:: WHAT YOU SHOULD DO ::
Copy out every line of the data exactly.

:: RECORDS TO USE ::

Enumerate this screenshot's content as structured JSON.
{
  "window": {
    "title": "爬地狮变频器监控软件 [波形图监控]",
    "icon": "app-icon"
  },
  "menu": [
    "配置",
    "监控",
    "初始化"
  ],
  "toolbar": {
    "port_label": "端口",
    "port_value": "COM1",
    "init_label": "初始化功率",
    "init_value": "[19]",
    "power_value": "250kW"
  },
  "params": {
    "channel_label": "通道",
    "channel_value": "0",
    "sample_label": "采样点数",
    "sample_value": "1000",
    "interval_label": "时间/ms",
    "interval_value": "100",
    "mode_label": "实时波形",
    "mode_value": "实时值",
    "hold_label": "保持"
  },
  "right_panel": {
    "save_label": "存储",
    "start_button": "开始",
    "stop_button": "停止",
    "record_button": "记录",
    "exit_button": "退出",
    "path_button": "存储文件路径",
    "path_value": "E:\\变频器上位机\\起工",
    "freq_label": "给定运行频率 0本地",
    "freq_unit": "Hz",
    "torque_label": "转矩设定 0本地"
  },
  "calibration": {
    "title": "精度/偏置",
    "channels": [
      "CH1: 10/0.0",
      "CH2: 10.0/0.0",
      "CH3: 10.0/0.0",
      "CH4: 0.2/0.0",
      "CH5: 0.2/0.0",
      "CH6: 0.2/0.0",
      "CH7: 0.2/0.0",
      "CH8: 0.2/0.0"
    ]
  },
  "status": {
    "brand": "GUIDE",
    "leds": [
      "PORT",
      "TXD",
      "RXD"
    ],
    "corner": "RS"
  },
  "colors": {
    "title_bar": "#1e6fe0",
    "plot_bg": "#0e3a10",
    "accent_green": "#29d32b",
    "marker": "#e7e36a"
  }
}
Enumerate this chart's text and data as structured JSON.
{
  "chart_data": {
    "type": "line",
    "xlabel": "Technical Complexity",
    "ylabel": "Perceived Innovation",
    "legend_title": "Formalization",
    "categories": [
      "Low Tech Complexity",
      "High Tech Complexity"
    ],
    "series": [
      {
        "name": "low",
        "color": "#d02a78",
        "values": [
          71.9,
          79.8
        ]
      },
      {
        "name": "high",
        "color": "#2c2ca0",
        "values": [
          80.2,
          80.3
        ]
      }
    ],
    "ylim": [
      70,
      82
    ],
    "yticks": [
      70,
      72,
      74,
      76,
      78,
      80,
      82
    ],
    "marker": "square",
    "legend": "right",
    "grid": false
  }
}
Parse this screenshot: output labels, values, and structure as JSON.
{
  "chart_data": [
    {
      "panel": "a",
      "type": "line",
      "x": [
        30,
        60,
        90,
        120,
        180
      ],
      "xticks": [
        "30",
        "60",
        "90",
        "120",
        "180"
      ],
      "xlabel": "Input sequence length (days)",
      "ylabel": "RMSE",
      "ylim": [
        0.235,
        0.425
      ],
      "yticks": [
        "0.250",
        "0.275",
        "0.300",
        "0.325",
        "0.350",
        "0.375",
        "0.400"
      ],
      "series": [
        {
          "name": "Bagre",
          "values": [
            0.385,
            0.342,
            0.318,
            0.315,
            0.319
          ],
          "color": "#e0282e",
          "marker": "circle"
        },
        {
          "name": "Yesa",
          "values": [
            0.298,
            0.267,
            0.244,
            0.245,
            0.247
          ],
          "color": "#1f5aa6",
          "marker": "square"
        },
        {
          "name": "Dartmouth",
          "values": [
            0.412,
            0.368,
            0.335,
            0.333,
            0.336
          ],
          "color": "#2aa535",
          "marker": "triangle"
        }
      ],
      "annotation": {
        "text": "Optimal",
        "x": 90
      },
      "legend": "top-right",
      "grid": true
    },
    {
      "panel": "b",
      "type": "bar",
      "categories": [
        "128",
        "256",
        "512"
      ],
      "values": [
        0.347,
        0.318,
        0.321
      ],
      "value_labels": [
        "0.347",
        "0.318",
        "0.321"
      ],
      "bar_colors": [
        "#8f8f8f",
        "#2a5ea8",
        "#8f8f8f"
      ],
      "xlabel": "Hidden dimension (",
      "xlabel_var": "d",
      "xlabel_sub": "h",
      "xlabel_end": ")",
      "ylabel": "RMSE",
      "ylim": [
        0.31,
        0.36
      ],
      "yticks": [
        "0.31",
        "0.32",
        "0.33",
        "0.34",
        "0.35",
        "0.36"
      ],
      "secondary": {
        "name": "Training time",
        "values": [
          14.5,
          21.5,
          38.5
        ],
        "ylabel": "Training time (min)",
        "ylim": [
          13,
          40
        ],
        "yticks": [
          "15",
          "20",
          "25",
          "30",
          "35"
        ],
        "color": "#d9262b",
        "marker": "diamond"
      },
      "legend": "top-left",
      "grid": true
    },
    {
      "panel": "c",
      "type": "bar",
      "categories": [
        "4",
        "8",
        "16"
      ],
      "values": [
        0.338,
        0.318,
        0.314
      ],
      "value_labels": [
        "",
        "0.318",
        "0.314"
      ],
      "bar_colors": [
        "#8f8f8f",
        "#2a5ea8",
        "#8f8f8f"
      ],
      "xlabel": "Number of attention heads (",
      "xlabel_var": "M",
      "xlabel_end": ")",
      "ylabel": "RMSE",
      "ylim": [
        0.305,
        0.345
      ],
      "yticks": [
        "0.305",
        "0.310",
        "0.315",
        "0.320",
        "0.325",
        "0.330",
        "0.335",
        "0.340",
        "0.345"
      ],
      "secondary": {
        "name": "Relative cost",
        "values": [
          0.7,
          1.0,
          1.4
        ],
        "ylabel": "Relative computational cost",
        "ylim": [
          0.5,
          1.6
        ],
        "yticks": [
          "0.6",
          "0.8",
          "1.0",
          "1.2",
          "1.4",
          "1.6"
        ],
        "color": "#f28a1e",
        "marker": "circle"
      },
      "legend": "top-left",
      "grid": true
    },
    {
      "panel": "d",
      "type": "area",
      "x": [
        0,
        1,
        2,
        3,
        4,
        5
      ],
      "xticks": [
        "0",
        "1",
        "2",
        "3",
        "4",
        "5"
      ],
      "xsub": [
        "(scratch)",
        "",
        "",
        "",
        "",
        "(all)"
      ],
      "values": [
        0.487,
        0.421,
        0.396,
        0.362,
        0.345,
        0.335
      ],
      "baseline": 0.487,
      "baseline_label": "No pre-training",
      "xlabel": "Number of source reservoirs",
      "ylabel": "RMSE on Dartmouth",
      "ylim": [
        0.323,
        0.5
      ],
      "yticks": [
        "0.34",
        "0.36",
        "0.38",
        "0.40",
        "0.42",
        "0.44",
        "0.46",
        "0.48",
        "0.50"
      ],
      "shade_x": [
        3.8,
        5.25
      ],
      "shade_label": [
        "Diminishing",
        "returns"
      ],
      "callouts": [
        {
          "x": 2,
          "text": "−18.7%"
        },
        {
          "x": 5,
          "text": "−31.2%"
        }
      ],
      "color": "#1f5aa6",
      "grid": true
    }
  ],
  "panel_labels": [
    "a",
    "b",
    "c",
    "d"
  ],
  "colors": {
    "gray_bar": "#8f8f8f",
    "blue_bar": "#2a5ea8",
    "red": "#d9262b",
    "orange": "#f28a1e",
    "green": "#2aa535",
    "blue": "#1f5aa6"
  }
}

:: EXERCISE SOLUTION ::
Enumerate this screenshot's content as structured JSON.
{
  "window": {
    "title": "爬地狮变频器监控软件 [波形图监控]",
    "icon": "app-icon"
  },
  "menu": [
    "配置",
    "监控",
    "初始化"
  ],
  "toolbar": {
    "port_label": "端口",
    "port_value": "COM1",
    "init_label": "初始化功率",
    "init_value": "[19]",
    "power_value": "250kW"
  },
  "params": {
    "channel_label": "通道",
    "channel_value": "0",
    "sample_label": "采样点数",
    "sample_value": "1000",
    "interval_label": "时间/ms",
    "interval_value": "100",
    "mode_label": "实时波形",
    "mode_value": "实时值",
    "hold_label": "保持"
  },
  "right_panel": {
    "save_label": "存储",
    "start_button": "开始",
    "stop_button": "停止",
    "record_button": "记录",
    "exit_button": "退出",
    "path_button": "存储文件路径",
    "path_value": "E:\\变频器上位机\\起工",
    "freq_label": "给定运行频率 0本地",
    "freq_unit": "Hz",
    "torque_label": "转矩设定 0本地"
  },
  "calibration": {
    "title": "精度/偏置",
    "channels": [
      "CH1: 10/0.0",
      "CH2: 10.0/0.0",
      "CH3: 10.0/0.0",
      "CH4: 0.2/0.0",
      "CH5: 0.2/0.0",
      "CH6: 0.2/0.0",
      "CH7: 0.2/0.0",
      "CH8: 0.2/0.0"
    ]
  },
  "status": {
    "brand": "GUIDE",
    "leds": [
      "PORT",
      "TXD",
      "RXD"
    ],
    "corner": "RS"
  },
  "colors": {
    "title_bar": "#1e6fe0",
    "plot_bg": "#0e3a10",
    "accent_green": "#29d32b",
    "marker": "#e7e36a"
  }
}
Enumerate this chart's text and data as structured JSON.
{
  "chart_data": {
    "type": "line",
    "xlabel": "Technical Complexity",
    "ylabel": "Perceived Innovation",
    "legend_title": "Formalization",
    "categories": [
      "Low Tech Complexity",
      "High Tech Complexity"
    ],
    "series": [
      {
        "name": "low",
        "color": "#d02a78",
        "values": [
          71.9,
          79.8
        ]
      },
      {
        "name": "high",
        "color": "#2c2ca0",
        "values": [
          80.2,
          80.3
        ]
      }
    ],
    "ylim": [
      70,
      82
    ],
    "yticks": [
      70,
      72,
      74,
      76,
      78,
      80,
      82
    ],
    "marker": "square",
    "legend": "right",
    "grid": false
  }
}
Parse this screenshot: output labels, values, and structure as JSON.
{
  "chart_data": [
    {
      "panel": "a",
      "type": "line",
      "x": [
        30,
        60,
        90,
        120,
        180
      ],
      "xticks": [
        "30",
        "60",
        "90",
        "120",
        "180"
      ],
      "xlabel": "Input sequence length (days)",
      "ylabel": "RMSE",
      "ylim": [
        0.235,
        0.425
      ],
      "yticks": [
        "0.250",
        "0.275",
        "0.300",
        "0.325",
        "0.350",
        "0.375",
        "0.400"
      ],
      "series": [
        {
          "name": "Bagre",
          "values": [
            0.385,
            0.342,
            0.318,
            0.315,
            0.319
          ],
          "color": "#e0282e",
          "marker": "circle"
        },
        {
          "name": "Yesa",
          "values": [
            0.298,
            0.267,
            0.244,
            0.245,
            0.247
          ],
          "color": "#1f5aa6",
          "marker": "square"
        },
        {
          "name": "Dartmouth",
          "values": [
            0.412,
            0.368,
            0.335,
            0.333,
            0.336
          ],
          "color": "#2aa535",
          "marker": "triangle"
        }
      ],
      "annotation": {
        "text": "Optimal",
        "x": 90
      },
      "legend": "top-right",
      "grid": true
    },
    {
      "panel": "b",
      "type": "bar",
      "categories": [
        "128",
        "256",
        "512"
      ],
      "values": [
        0.347,
        0.318,
        0.321
      ],
      "value_labels": [
        "0.347",
        "0.318",
        "0.321"
      ],
      "bar_colors": [
        "#8f8f8f",
        "#2a5ea8",
        "#8f8f8f"
      ],
      "xlabel": "Hidden dimension (",
      "xlabel_var": "d",
      "xlabel_sub": "h",
      "xlabel_end": ")",
      "ylabel": "RMSE",
      "ylim": [
        0.31,
        0.36
      ],
      "yticks": [
        "0.31",
        "0.32",
        "0.33",
        "0.34",
        "0.35",
        "0.36"
      ],
      "secondary": {
        "name": "Training time",
        "values": [
          14.5,
          21.5,
          38.5
        ],
        "ylabel": "Training time (min)",
        "ylim": [
          13,
          40
        ],
        "yticks": [
          "15",
          "20",
          "25",
          "30",
          "35"
        ],
        "color": "#d9262b",
        "marker": "diamond"
      },
      "legend": "top-left",
      "grid": true
    },
    {
      "panel": "c",
      "type": "bar",
      "categories": [
        "4",
        "8",
        "16"
      ],
      "values": [
        0.338,
        0.318,
        0.314
      ],
      "value_labels": [
        "",
        "0.318",
        "0.314"
      ],
      "bar_colors": [
        "#8f8f8f",
        "#2a5ea8",
        "#8f8f8f"
      ],
      "xlabel": "Number of attention heads (",
      "xlabel_var": "M",
      "xlabel_end": ")",
      "ylabel": "RMSE",
      "ylim": [
        0.305,
        0.345
      ],
      "yticks": [
        "0.305",
        "0.310",
        "0.315",
        "0.320",
        "0.325",
        "0.330",
        "0.335",
        "0.340",
        "0.345"
      ],
      "secondary": {
        "name": "Relative cost",
        "values": [
          0.7,
          1.0,
          1.4
        ],
        "ylabel": "Relative computational cost",
        "ylim": [
          0.5,
          1.6
        ],
        "yticks": [
          "0.6",
          "0.8",
          "1.0",
          "1.2",
          "1.4",
          "1.6"
        ],
        "color": "#f28a1e",
        "marker": "circle"
      },
      "legend": "top-left",
      "grid": true
    },
    {
      "panel": "d",
      "type": "area",
      "x": [
        0,
        1,
        2,
        3,
        4,
        5
      ],
      "xticks": [
        "0",
        "1",
        "2",
        "3",
        "4",
        "5"
      ],
      "xsub": [
        "(scratch)",
        "",
        "",
        "",
        "",
        "(all)"
      ],
      "values": [
        0.487,
        0.421,
        0.396,
        0.362,
        0.345,
        0.335
      ],
      "baseline": 0.487,
      "baseline_label": "No pre-training",
      "xlabel": "Number of source reservoirs",
      "ylabel": "RMSE on Dartmouth",
      "ylim": [
        0.323,
        0.5
      ],
      "yticks": [
        "0.34",
        "0.36",
        "0.38",
        "0.40",
        "0.42",
        "0.44",
        "0.46",
        "0.48",
        "0.50"
      ],
      "shade_x": [
        3.8,
        5.25
      ],
      "shade_label": [
        "Diminishing",
        "returns"
      ],
      "callouts": [
        {
          "x": 2,
          "text": "−18.7%"
        },
        {
          "x": 5,
          "text": "−31.2%"
        }
      ],
      "color": "#1f5aa6",
      "grid": true
    }
  ],
  "panel_labels": [
    "a",
    "b",
    "c",
    "d"
  ],
  "colors": {
    "gray_bar": "#8f8f8f",
    "blue_bar": "#2a5ea8",
    "red": "#d9262b",
    "orange": "#f28a1e",
    "green": "#2aa535",
    "blue": "#1f5aa6"
  }
}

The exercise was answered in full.